**WHAT TO DO**
Extract all lines from the data beneath that include the word "kind".

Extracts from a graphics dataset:
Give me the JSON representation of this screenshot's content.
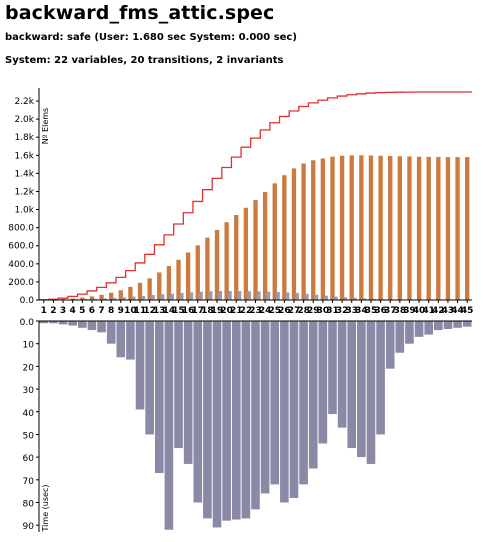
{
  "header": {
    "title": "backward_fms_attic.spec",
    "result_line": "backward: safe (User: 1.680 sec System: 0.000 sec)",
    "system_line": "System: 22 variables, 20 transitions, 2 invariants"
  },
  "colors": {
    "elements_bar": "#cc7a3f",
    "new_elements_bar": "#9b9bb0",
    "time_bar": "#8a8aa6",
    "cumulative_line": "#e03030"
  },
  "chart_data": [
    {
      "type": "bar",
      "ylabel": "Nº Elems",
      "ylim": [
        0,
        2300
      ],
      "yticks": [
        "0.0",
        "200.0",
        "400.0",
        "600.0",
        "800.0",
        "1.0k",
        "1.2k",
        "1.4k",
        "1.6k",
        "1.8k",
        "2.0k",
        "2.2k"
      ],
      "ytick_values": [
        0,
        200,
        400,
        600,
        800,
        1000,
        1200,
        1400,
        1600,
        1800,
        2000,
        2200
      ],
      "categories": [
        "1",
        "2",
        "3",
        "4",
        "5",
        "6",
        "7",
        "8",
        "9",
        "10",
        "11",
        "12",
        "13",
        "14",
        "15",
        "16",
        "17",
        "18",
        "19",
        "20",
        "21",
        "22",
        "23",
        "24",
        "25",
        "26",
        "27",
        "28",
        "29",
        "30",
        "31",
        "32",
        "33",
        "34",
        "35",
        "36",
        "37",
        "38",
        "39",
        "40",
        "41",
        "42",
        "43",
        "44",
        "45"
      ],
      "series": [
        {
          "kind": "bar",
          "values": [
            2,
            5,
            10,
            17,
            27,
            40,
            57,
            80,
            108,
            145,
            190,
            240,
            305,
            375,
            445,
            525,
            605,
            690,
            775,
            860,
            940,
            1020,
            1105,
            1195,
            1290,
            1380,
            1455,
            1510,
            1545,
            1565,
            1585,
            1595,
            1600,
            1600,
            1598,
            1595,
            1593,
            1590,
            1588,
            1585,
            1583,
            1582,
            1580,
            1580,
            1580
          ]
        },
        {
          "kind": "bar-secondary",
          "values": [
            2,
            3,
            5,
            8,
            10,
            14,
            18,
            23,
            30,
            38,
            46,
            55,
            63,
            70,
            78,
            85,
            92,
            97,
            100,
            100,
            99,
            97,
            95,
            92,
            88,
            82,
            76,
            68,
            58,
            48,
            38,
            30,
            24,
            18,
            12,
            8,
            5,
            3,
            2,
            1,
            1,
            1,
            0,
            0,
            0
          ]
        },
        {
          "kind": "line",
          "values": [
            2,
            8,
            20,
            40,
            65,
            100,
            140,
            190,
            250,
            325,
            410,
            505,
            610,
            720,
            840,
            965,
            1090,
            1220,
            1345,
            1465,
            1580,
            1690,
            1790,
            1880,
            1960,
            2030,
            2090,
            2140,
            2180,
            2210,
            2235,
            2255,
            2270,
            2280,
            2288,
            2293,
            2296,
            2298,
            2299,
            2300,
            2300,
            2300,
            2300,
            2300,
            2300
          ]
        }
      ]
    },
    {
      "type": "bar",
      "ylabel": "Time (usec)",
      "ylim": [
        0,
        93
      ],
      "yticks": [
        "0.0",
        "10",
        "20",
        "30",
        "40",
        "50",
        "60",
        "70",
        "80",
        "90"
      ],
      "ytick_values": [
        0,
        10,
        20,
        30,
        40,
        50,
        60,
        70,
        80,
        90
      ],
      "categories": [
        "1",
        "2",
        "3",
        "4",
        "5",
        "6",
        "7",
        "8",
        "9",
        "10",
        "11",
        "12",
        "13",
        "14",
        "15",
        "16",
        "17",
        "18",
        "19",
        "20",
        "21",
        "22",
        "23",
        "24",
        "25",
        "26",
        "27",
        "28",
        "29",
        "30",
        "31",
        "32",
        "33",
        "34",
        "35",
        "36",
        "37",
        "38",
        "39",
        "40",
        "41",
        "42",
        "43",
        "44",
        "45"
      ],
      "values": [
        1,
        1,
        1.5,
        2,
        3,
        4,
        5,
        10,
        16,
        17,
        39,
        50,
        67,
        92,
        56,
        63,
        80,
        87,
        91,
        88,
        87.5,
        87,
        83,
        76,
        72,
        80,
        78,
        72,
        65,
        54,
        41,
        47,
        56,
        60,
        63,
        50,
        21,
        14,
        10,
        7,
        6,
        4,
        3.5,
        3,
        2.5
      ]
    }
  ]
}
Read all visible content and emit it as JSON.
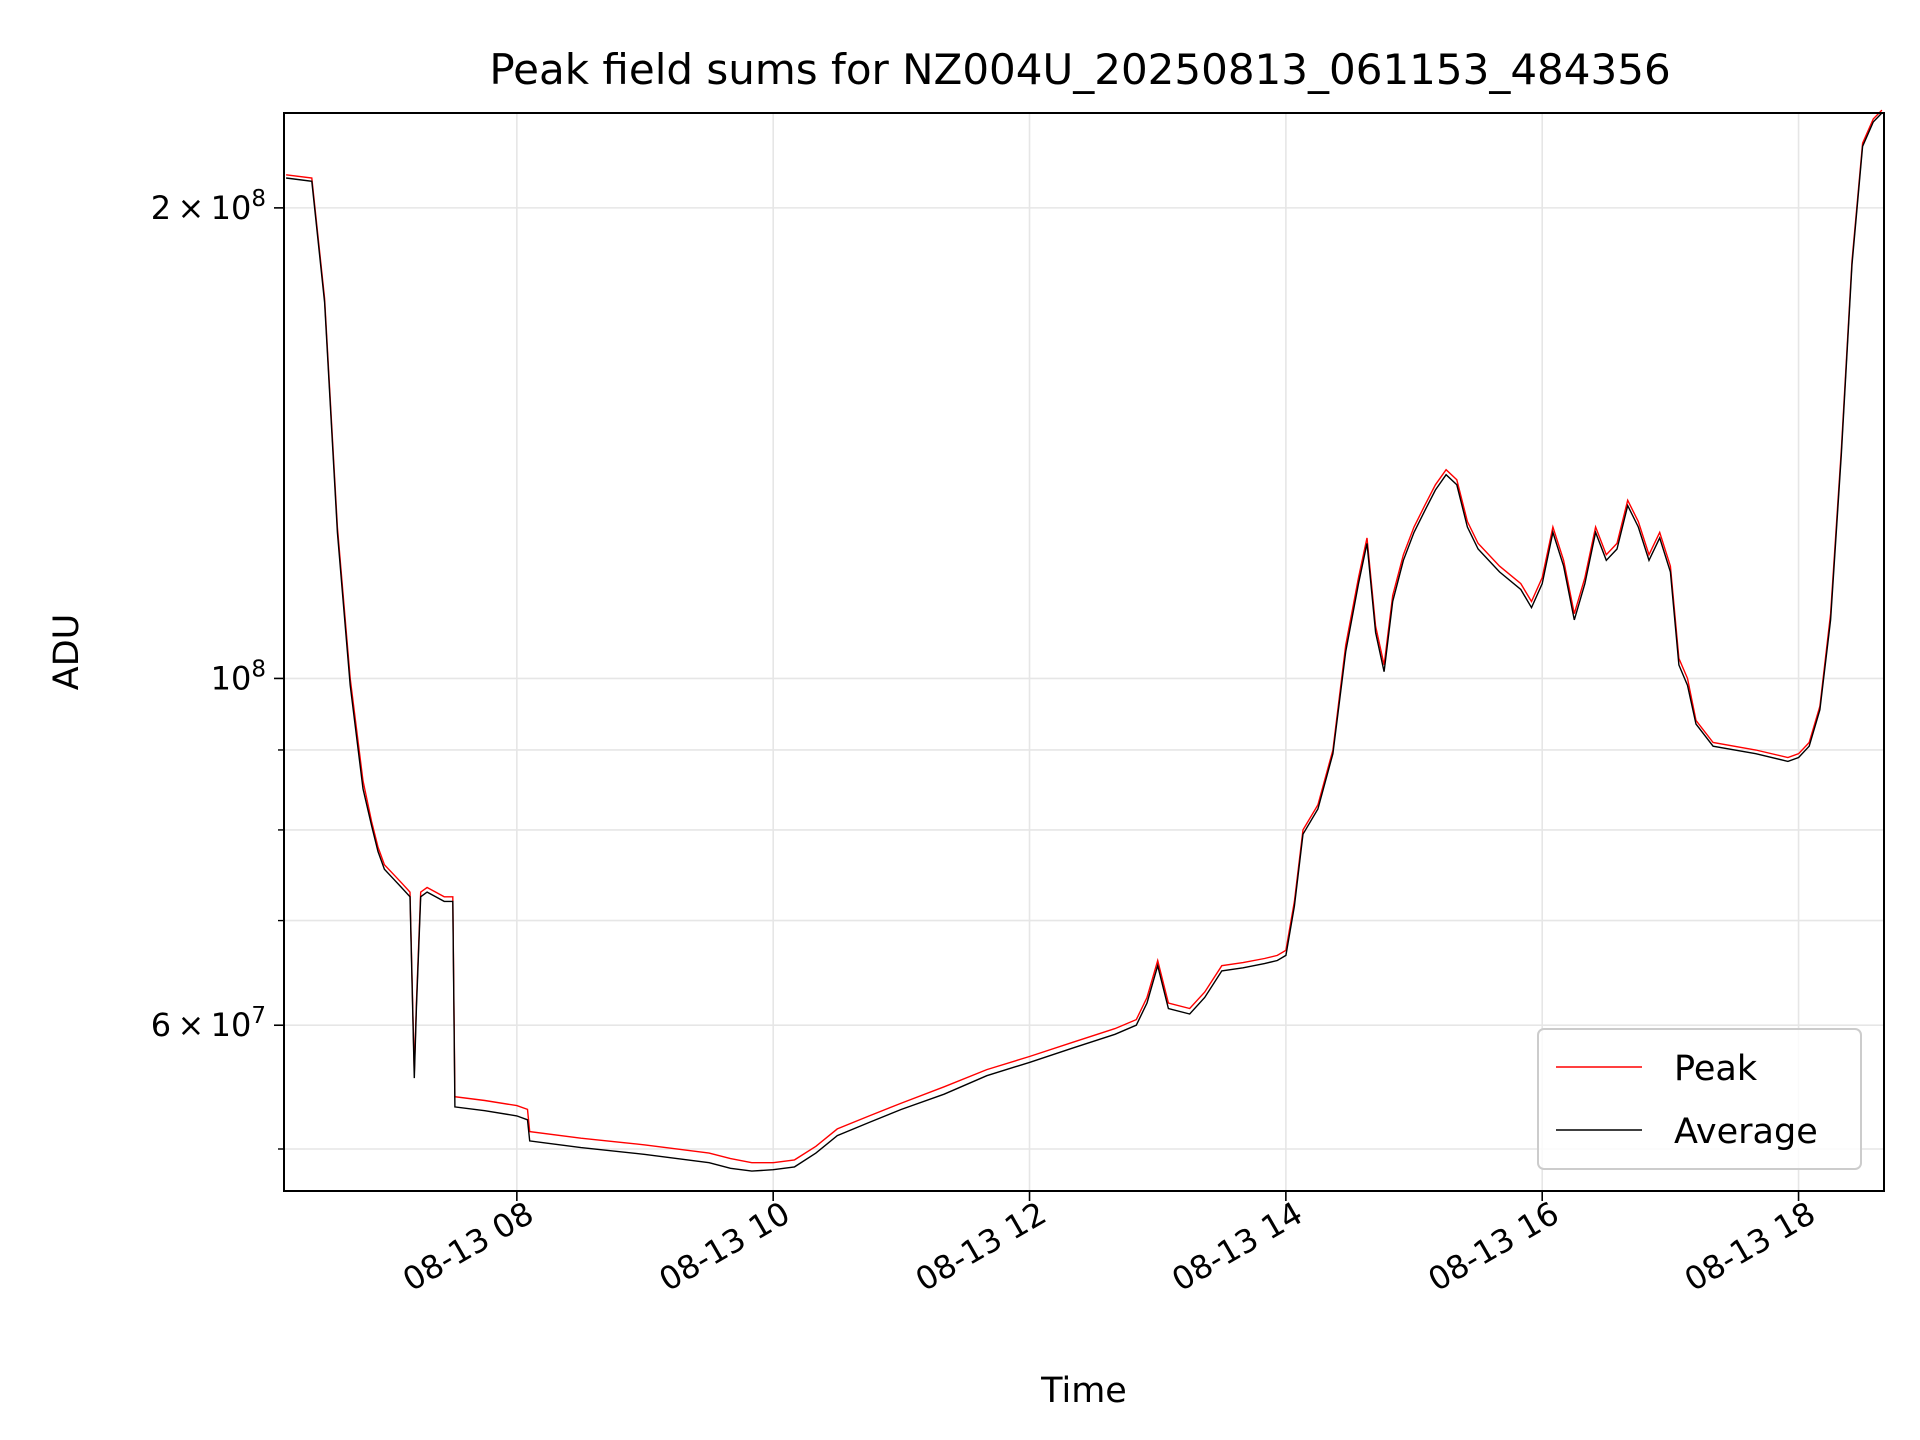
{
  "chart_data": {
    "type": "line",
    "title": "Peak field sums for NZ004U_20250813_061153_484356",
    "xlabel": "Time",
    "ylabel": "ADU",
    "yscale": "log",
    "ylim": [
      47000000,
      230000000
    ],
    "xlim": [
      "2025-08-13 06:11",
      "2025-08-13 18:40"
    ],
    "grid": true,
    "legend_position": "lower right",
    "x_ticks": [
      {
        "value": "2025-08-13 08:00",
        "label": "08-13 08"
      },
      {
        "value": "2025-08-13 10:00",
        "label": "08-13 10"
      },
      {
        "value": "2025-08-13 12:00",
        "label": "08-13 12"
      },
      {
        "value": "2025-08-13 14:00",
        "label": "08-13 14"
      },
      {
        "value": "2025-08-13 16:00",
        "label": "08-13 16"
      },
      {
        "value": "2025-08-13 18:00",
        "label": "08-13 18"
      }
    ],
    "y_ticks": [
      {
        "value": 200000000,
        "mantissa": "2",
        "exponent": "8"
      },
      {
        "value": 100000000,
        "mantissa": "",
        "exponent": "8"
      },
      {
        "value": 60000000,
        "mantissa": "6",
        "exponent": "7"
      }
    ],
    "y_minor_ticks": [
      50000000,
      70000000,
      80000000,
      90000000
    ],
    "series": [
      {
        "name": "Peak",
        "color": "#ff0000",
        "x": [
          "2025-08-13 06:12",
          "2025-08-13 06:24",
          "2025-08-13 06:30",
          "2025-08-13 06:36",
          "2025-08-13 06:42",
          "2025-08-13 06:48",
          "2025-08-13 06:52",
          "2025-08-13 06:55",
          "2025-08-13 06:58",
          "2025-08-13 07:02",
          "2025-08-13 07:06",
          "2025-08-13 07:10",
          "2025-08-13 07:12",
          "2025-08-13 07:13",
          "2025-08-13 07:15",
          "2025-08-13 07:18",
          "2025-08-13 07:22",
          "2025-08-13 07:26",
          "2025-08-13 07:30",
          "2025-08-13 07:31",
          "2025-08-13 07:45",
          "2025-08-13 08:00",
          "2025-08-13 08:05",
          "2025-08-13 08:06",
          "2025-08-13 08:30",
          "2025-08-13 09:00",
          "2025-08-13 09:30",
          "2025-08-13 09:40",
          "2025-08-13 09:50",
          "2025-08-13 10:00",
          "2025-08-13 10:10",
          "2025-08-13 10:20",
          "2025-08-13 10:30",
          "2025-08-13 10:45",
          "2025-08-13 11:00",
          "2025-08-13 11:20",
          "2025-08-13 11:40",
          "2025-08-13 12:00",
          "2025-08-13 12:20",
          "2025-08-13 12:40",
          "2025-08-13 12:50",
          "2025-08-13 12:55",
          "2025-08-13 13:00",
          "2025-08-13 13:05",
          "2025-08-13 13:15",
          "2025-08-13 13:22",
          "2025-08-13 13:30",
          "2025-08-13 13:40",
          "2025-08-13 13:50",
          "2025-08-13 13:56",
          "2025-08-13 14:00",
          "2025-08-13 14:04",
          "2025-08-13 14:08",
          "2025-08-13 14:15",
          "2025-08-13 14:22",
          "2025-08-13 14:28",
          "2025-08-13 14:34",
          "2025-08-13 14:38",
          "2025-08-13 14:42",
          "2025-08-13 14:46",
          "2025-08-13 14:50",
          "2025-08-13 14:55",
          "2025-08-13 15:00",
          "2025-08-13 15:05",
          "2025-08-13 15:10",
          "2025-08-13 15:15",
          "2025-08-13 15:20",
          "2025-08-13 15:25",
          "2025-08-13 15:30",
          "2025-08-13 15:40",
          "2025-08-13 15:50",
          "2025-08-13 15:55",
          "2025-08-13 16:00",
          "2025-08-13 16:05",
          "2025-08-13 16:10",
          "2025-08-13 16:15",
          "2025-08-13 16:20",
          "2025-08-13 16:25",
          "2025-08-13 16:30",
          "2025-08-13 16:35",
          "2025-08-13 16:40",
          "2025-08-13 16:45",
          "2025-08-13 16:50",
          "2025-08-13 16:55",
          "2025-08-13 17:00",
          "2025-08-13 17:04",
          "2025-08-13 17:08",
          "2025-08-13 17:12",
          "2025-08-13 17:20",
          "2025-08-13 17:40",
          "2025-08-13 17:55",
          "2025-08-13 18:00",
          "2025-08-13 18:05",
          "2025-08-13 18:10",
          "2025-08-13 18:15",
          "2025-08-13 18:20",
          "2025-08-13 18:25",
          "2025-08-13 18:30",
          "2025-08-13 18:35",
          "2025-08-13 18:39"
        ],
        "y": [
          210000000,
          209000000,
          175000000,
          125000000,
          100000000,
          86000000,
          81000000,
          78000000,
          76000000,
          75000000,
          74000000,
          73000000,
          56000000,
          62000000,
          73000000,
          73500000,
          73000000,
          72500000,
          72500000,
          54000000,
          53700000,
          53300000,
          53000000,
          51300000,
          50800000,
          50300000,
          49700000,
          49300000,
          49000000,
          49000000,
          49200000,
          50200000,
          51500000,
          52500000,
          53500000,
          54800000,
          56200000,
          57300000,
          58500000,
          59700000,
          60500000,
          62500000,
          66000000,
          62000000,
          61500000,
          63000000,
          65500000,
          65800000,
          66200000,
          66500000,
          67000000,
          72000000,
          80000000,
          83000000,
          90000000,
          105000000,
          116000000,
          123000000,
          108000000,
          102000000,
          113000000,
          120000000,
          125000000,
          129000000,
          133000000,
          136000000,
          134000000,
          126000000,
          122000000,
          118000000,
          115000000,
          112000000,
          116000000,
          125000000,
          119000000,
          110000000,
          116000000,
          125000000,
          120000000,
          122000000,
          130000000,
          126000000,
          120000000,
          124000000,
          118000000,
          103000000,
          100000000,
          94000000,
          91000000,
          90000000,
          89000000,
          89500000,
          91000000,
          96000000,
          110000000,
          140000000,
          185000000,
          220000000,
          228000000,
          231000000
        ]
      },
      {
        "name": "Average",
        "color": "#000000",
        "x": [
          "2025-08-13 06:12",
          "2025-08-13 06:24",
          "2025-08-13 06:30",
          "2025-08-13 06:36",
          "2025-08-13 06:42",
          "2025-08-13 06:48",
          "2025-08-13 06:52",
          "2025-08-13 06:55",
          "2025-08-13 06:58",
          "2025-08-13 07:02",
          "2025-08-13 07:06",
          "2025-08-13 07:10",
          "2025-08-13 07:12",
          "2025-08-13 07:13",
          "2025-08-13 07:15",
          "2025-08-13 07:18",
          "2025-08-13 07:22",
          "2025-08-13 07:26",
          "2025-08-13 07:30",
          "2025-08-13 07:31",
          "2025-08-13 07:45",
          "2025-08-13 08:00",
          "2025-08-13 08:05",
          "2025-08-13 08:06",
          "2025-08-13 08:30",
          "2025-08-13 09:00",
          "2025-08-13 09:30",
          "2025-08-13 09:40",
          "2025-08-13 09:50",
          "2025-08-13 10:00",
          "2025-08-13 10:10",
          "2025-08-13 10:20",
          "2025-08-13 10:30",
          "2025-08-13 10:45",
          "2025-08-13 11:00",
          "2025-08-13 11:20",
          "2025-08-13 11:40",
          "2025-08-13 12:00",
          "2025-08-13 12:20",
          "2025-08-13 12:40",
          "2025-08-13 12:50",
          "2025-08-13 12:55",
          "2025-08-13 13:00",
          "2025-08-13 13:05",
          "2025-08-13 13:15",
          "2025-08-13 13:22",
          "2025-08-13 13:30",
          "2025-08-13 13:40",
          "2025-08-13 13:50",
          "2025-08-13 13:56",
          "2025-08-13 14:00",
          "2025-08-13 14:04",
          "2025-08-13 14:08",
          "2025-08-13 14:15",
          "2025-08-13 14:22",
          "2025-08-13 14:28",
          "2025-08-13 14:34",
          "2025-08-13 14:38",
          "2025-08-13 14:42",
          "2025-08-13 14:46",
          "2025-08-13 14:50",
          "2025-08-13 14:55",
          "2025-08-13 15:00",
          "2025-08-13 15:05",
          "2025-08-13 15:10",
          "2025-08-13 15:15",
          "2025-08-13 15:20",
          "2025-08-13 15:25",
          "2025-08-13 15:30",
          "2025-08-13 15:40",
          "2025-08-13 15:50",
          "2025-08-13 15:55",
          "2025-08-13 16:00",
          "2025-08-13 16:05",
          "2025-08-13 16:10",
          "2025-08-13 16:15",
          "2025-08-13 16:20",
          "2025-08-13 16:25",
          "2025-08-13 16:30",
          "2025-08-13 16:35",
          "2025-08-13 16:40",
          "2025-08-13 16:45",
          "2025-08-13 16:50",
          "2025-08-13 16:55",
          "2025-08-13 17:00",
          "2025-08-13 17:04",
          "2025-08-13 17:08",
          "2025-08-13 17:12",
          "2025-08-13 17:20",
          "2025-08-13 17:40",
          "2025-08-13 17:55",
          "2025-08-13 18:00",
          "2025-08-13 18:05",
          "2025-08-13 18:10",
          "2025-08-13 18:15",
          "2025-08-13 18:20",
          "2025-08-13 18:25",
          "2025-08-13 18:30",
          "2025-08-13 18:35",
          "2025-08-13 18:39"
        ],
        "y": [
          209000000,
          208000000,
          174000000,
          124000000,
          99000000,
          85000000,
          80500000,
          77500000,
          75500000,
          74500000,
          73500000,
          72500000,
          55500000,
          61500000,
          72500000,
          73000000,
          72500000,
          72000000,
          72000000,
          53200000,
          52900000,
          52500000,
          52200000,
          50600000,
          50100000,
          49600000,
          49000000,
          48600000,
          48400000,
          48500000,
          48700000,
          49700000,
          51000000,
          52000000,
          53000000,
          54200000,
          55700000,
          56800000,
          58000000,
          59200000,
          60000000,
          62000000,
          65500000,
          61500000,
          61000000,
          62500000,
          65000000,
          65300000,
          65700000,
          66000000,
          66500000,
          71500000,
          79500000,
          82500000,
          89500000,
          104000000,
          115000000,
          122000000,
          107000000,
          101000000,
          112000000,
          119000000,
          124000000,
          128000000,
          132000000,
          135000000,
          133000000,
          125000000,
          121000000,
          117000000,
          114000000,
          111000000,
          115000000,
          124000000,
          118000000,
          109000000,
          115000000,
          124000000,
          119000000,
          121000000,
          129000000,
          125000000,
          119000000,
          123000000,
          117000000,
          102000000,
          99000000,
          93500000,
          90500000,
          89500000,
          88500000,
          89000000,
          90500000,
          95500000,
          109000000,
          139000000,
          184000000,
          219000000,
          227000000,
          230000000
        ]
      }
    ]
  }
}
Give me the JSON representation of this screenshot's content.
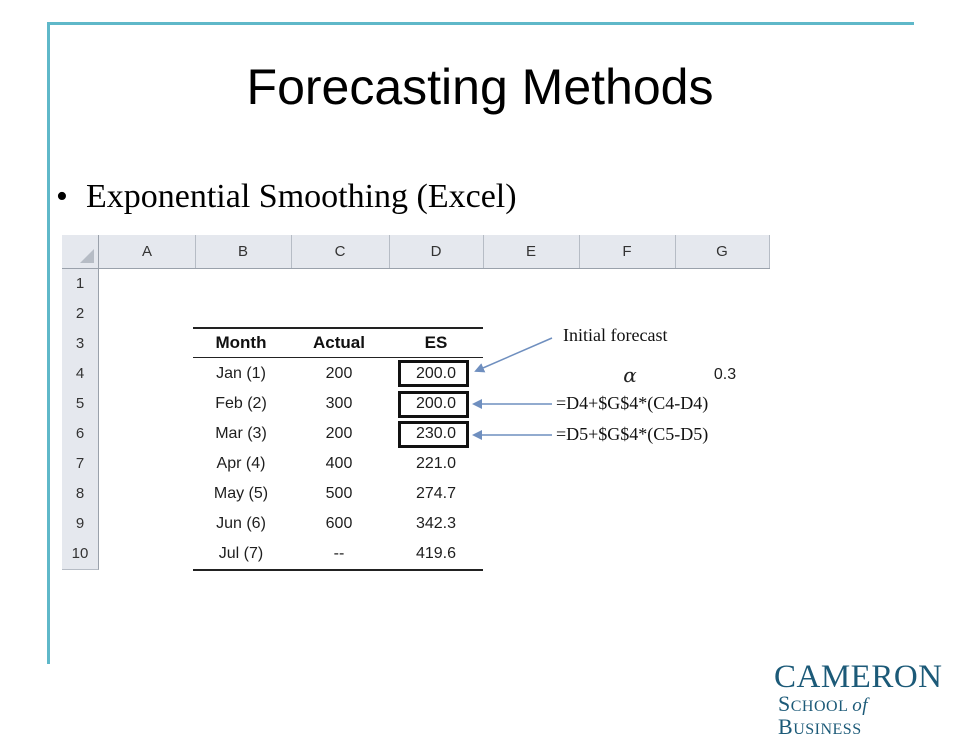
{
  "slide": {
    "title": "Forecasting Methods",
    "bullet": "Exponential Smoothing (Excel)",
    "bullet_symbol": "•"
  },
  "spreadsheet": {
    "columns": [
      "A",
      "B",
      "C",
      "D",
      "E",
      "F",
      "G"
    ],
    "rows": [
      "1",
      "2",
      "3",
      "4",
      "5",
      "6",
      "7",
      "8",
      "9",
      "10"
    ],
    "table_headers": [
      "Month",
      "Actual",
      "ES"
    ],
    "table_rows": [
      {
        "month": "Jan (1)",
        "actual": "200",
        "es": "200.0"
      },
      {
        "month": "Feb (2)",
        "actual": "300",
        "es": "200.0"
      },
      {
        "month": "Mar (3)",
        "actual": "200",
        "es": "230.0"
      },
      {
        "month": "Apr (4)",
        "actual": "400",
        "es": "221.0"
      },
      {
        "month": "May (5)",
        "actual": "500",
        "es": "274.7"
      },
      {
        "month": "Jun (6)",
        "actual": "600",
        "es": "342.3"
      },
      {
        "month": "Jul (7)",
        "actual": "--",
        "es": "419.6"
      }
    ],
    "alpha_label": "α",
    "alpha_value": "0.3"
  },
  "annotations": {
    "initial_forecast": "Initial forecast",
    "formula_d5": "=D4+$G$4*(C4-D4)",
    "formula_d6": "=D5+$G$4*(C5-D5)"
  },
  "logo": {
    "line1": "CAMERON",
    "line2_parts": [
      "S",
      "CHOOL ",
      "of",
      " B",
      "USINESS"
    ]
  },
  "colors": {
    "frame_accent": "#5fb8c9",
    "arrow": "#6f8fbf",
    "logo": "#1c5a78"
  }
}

**FINISHED EXERCISE**
          "kind": "bar",
          "kind": "bar-secondary",
          "kind": "line",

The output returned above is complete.